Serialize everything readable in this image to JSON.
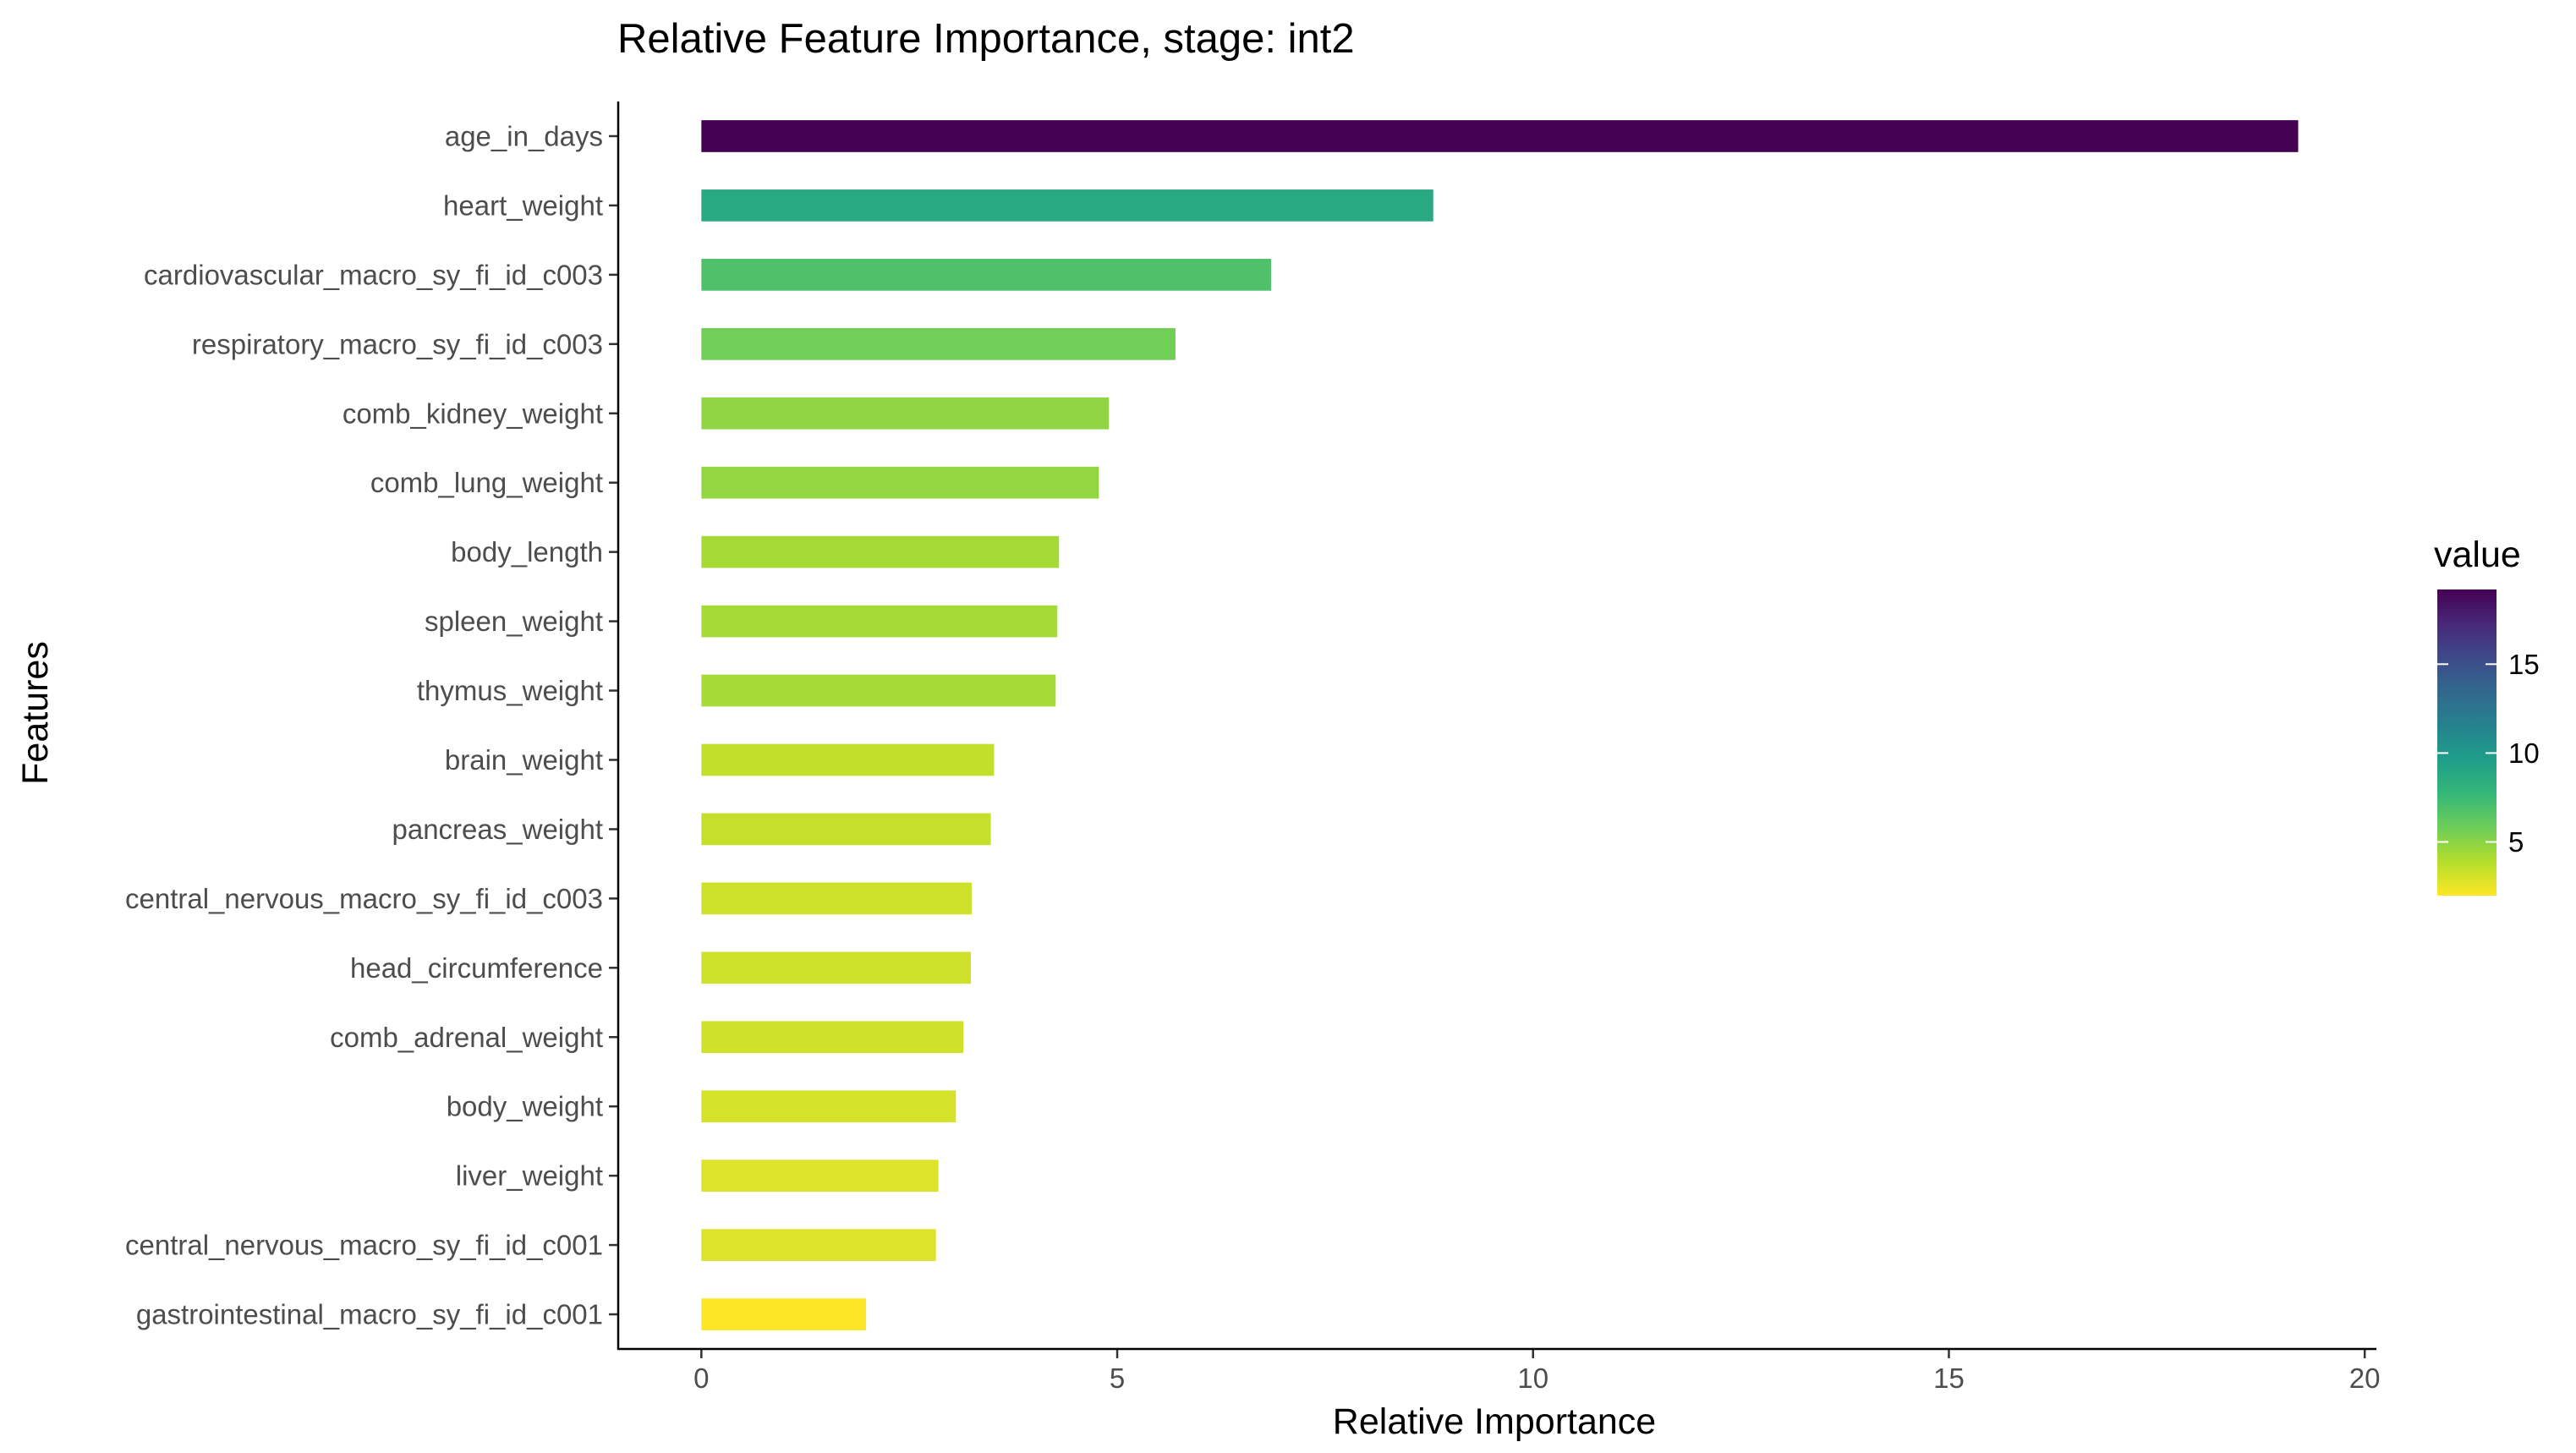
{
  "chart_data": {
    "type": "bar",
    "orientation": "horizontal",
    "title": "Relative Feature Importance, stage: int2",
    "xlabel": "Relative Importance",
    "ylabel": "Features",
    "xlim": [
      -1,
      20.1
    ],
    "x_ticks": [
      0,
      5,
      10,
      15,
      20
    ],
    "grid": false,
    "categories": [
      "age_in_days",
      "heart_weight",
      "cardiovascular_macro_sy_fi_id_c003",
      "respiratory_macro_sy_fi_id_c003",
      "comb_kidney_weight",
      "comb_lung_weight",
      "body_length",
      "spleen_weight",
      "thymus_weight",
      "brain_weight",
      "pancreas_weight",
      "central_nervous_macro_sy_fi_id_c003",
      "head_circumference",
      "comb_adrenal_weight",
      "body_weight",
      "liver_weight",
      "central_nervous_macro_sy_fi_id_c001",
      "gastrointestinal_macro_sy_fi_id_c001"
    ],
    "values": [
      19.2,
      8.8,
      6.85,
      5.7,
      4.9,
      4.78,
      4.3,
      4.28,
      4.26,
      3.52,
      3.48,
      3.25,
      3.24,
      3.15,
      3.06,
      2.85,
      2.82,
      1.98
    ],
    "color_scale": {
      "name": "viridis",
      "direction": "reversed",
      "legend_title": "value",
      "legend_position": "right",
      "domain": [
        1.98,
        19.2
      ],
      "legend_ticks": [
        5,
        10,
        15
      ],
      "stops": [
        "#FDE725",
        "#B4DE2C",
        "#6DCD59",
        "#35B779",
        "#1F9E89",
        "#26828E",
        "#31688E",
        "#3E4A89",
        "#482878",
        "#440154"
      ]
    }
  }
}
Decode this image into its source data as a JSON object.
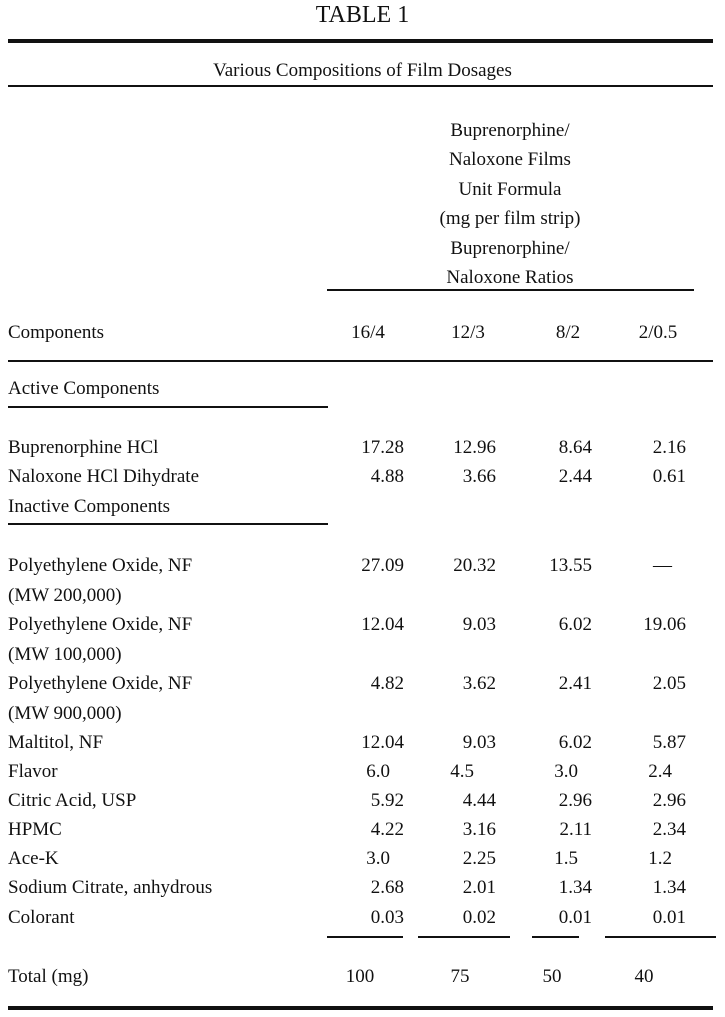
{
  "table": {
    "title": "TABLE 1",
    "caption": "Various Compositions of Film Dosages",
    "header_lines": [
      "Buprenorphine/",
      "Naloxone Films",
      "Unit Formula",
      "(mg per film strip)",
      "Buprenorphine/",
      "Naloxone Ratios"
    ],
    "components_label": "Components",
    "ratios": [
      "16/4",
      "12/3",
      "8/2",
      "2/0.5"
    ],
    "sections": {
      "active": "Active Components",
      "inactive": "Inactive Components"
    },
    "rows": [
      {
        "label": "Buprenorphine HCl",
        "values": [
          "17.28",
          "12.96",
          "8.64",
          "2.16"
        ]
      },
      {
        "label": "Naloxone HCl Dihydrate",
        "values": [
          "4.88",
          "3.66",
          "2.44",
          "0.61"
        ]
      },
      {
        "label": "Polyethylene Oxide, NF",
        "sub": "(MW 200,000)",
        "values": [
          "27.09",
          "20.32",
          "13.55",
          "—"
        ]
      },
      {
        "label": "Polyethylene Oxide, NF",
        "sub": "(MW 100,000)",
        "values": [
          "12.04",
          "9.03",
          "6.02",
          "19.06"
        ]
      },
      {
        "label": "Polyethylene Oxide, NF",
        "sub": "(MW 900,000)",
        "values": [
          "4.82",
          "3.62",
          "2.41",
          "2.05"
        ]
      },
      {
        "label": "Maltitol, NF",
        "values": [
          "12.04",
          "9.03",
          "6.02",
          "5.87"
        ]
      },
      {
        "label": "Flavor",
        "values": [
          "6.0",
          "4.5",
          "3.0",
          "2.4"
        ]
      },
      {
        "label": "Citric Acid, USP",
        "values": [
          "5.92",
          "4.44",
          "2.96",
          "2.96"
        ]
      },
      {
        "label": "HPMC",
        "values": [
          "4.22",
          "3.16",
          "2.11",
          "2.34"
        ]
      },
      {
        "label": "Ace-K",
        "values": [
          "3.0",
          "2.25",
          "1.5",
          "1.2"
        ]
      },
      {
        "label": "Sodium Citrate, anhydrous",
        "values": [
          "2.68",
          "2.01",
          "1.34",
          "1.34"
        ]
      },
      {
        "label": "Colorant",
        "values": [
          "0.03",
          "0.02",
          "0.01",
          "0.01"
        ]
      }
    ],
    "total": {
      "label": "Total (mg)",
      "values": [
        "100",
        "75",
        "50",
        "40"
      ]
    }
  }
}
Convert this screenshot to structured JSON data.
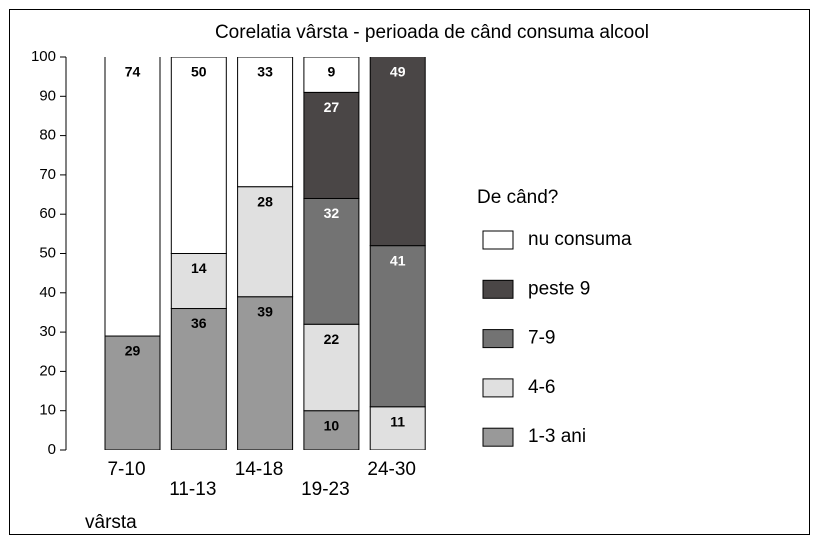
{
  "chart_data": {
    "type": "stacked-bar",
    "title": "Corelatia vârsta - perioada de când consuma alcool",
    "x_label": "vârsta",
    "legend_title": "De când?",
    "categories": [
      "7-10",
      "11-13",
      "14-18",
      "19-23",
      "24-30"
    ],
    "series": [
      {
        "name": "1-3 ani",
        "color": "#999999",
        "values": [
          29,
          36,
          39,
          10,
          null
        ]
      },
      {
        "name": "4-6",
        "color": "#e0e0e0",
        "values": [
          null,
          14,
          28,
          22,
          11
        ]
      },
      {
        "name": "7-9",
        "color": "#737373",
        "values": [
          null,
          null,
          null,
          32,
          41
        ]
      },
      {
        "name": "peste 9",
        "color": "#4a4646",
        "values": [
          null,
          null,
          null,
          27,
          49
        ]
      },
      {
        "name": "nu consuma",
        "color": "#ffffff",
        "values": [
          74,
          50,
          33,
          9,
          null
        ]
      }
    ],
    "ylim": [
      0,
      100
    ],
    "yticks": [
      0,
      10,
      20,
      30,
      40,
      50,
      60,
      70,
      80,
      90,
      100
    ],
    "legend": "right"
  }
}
◇ ◇ ◇
> _Requirement_
Write out all the entries word for word, but skip any images.

> _Response to the exercise_
Serialize everything readable in this image to JSON.
{
  "chart_data": {
    "type": "bar",
    "orientation": "horizontal",
    "title": "Relative Feature Importance, stage: int2",
    "xlabel": "Relative Importance",
    "ylabel": "Features",
    "xlim": [
      -1,
      20.1
    ],
    "x_ticks": [
      0,
      5,
      10,
      15,
      20
    ],
    "grid": false,
    "categories": [
      "age_in_days",
      "heart_weight",
      "cardiovascular_macro_sy_fi_id_c003",
      "respiratory_macro_sy_fi_id_c003",
      "comb_kidney_weight",
      "comb_lung_weight",
      "body_length",
      "spleen_weight",
      "thymus_weight",
      "brain_weight",
      "pancreas_weight",
      "central_nervous_macro_sy_fi_id_c003",
      "head_circumference",
      "comb_adrenal_weight",
      "body_weight",
      "liver_weight",
      "central_nervous_macro_sy_fi_id_c001",
      "gastrointestinal_macro_sy_fi_id_c001"
    ],
    "values": [
      19.2,
      8.8,
      6.85,
      5.7,
      4.9,
      4.78,
      4.3,
      4.28,
      4.26,
      3.52,
      3.48,
      3.25,
      3.24,
      3.15,
      3.06,
      2.85,
      2.82,
      1.98
    ],
    "color_scale": {
      "name": "viridis",
      "direction": "reversed",
      "legend_title": "value",
      "legend_position": "right",
      "domain": [
        1.98,
        19.2
      ],
      "legend_ticks": [
        5,
        10,
        15
      ],
      "stops": [
        "#FDE725",
        "#B4DE2C",
        "#6DCD59",
        "#35B779",
        "#1F9E89",
        "#26828E",
        "#31688E",
        "#3E4A89",
        "#482878",
        "#440154"
      ]
    }
  }
}
Decode this image into its source data as a JSON object.
{
  "table": {
    "title": "TABLE 1",
    "caption": "Various Compositions of Film Dosages",
    "header_lines": [
      "Buprenorphine/",
      "Naloxone Films",
      "Unit Formula",
      "(mg per film strip)",
      "Buprenorphine/",
      "Naloxone Ratios"
    ],
    "components_label": "Components",
    "ratios": [
      "16/4",
      "12/3",
      "8/2",
      "2/0.5"
    ],
    "sections": {
      "active": "Active Components",
      "inactive": "Inactive Components"
    },
    "rows": [
      {
        "label": "Buprenorphine HCl",
        "values": [
          "17.28",
          "12.96",
          "8.64",
          "2.16"
        ]
      },
      {
        "label": "Naloxone HCl Dihydrate",
        "values": [
          "4.88",
          "3.66",
          "2.44",
          "0.61"
        ]
      },
      {
        "label": "Polyethylene Oxide, NF",
        "sub": "(MW 200,000)",
        "values": [
          "27.09",
          "20.32",
          "13.55",
          "—"
        ]
      },
      {
        "label": "Polyethylene Oxide, NF",
        "sub": "(MW 100,000)",
        "values": [
          "12.04",
          "9.03",
          "6.02",
          "19.06"
        ]
      },
      {
        "label": "Polyethylene Oxide, NF",
        "sub": "(MW 900,000)",
        "values": [
          "4.82",
          "3.62",
          "2.41",
          "2.05"
        ]
      },
      {
        "label": "Maltitol, NF",
        "values": [
          "12.04",
          "9.03",
          "6.02",
          "5.87"
        ]
      },
      {
        "label": "Flavor",
        "values": [
          "6.0",
          "4.5",
          "3.0",
          "2.4"
        ]
      },
      {
        "label": "Citric Acid, USP",
        "values": [
          "5.92",
          "4.44",
          "2.96",
          "2.96"
        ]
      },
      {
        "label": "HPMC",
        "values": [
          "4.22",
          "3.16",
          "2.11",
          "2.34"
        ]
      },
      {
        "label": "Ace-K",
        "values": [
          "3.0",
          "2.25",
          "1.5",
          "1.2"
        ]
      },
      {
        "label": "Sodium Citrate, anhydrous",
        "values": [
          "2.68",
          "2.01",
          "1.34",
          "1.34"
        ]
      },
      {
        "label": "Colorant",
        "values": [
          "0.03",
          "0.02",
          "0.01",
          "0.01"
        ]
      }
    ],
    "total": {
      "label": "Total (mg)",
      "values": [
        "100",
        "75",
        "50",
        "40"
      ]
    }
  }
}
Convert this screenshot to structured JSON data.
{
  "chart_data": {
    "type": "stacked-bar",
    "title": "Corelatia vârsta - perioada de când consuma alcool",
    "x_label": "vârsta",
    "legend_title": "De când?",
    "categories": [
      "7-10",
      "11-13",
      "14-18",
      "19-23",
      "24-30"
    ],
    "series": [
      {
        "name": "1-3 ani",
        "color": "#999999",
        "values": [
          29,
          36,
          39,
          10,
          null
        ]
      },
      {
        "name": "4-6",
        "color": "#e0e0e0",
        "values": [
          null,
          14,
          28,
          22,
          11
        ]
      },
      {
        "name": "7-9",
        "color": "#737373",
        "values": [
          null,
          null,
          null,
          32,
          41
        ]
      },
      {
        "name": "peste 9",
        "color": "#4a4646",
        "values": [
          null,
          null,
          null,
          27,
          49
        ]
      },
      {
        "name": "nu consuma",
        "color": "#ffffff",
        "values": [
          74,
          50,
          33,
          9,
          null
        ]
      }
    ],
    "ylim": [
      0,
      100
    ],
    "yticks": [
      0,
      10,
      20,
      30,
      40,
      50,
      60,
      70,
      80,
      90,
      100
    ],
    "legend": "right"
  }
}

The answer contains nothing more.